TASK DIRECTIONS: Among the lines below, how many carry the string "AAIIBEAR"? Reply with a number and nothing else.

Chart and figure data

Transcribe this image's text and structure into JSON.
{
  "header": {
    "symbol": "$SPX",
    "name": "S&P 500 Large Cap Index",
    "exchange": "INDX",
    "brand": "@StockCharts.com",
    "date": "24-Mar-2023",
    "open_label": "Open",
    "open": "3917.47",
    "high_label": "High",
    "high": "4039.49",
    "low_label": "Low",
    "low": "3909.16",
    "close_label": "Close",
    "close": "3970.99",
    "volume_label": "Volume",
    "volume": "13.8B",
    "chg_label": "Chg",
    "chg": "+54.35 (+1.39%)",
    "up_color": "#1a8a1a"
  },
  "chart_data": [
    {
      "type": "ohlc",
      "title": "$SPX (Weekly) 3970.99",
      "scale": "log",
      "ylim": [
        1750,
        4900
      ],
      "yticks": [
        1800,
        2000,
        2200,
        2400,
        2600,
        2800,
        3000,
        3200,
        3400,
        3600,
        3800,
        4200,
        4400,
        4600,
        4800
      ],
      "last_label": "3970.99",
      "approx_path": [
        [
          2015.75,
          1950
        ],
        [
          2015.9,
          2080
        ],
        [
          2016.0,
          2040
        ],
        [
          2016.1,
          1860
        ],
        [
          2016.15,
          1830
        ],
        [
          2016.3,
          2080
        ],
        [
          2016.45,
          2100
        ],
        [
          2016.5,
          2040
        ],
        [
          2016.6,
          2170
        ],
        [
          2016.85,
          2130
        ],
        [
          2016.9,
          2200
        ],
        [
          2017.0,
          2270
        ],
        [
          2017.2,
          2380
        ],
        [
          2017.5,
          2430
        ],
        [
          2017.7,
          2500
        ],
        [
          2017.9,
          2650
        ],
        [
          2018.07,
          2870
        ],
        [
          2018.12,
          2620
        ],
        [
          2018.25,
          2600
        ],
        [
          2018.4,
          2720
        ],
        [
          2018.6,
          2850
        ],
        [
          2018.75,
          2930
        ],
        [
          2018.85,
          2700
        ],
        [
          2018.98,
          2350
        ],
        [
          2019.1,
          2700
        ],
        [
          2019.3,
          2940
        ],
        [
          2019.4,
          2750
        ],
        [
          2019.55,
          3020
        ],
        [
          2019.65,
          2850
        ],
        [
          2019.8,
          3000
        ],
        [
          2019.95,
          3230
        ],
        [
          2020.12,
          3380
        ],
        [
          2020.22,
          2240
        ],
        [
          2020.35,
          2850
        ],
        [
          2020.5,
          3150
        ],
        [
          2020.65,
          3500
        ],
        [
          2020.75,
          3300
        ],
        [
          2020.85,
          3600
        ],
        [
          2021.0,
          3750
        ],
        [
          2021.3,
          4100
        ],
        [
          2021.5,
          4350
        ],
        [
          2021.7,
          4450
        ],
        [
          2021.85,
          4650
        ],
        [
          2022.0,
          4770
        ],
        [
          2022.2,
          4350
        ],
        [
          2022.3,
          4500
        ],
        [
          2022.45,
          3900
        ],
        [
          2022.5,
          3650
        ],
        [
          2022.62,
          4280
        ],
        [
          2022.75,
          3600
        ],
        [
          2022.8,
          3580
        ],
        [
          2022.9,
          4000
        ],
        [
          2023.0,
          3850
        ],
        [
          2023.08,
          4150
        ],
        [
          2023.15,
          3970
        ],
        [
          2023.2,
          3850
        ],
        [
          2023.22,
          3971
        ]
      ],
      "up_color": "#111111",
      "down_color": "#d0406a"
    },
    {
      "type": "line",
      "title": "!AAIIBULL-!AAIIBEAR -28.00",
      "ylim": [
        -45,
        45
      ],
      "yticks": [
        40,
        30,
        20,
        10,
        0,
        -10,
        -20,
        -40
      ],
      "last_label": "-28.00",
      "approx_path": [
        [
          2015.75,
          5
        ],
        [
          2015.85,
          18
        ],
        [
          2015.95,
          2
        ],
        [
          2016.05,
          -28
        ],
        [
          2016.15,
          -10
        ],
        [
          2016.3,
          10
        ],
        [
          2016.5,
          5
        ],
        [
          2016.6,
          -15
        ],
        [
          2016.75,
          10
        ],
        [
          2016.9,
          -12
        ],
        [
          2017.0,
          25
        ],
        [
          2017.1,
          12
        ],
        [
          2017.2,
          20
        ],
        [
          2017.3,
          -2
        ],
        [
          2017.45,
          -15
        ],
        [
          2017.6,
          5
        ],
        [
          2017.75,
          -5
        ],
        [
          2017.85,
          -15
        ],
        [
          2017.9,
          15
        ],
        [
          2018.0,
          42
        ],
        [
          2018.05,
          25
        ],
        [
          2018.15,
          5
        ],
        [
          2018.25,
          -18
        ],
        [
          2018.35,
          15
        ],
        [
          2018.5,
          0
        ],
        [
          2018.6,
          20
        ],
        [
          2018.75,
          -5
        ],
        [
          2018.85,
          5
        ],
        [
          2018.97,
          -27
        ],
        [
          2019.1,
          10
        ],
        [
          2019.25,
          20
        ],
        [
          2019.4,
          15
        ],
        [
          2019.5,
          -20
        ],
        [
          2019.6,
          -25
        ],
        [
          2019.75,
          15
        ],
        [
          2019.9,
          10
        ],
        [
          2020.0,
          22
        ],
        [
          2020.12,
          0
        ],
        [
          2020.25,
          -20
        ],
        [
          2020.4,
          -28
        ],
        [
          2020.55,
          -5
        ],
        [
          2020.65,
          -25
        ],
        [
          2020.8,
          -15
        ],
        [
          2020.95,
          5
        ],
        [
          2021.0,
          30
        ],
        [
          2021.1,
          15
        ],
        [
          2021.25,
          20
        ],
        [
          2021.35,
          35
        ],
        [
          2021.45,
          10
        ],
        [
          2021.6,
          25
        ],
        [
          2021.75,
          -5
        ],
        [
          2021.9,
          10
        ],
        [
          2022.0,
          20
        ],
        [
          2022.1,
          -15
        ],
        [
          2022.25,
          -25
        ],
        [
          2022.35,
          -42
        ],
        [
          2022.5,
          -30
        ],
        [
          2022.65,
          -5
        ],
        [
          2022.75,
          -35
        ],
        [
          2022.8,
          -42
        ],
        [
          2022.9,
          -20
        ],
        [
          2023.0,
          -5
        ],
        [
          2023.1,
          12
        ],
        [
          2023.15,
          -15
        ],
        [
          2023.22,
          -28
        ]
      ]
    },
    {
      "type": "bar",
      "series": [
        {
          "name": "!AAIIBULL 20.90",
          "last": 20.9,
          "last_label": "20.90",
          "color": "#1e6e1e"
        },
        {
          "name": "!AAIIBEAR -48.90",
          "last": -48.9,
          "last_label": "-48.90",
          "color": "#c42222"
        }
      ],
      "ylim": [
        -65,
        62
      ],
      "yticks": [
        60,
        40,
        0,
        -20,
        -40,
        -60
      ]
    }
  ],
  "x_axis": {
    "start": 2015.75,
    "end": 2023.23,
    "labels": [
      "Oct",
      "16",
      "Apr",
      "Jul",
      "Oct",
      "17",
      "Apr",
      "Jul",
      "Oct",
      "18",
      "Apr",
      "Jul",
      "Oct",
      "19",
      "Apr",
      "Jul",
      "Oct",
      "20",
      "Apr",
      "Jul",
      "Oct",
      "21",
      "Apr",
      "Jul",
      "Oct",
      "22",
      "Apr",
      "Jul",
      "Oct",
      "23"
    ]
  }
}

WRITTEN SOLUTION: 2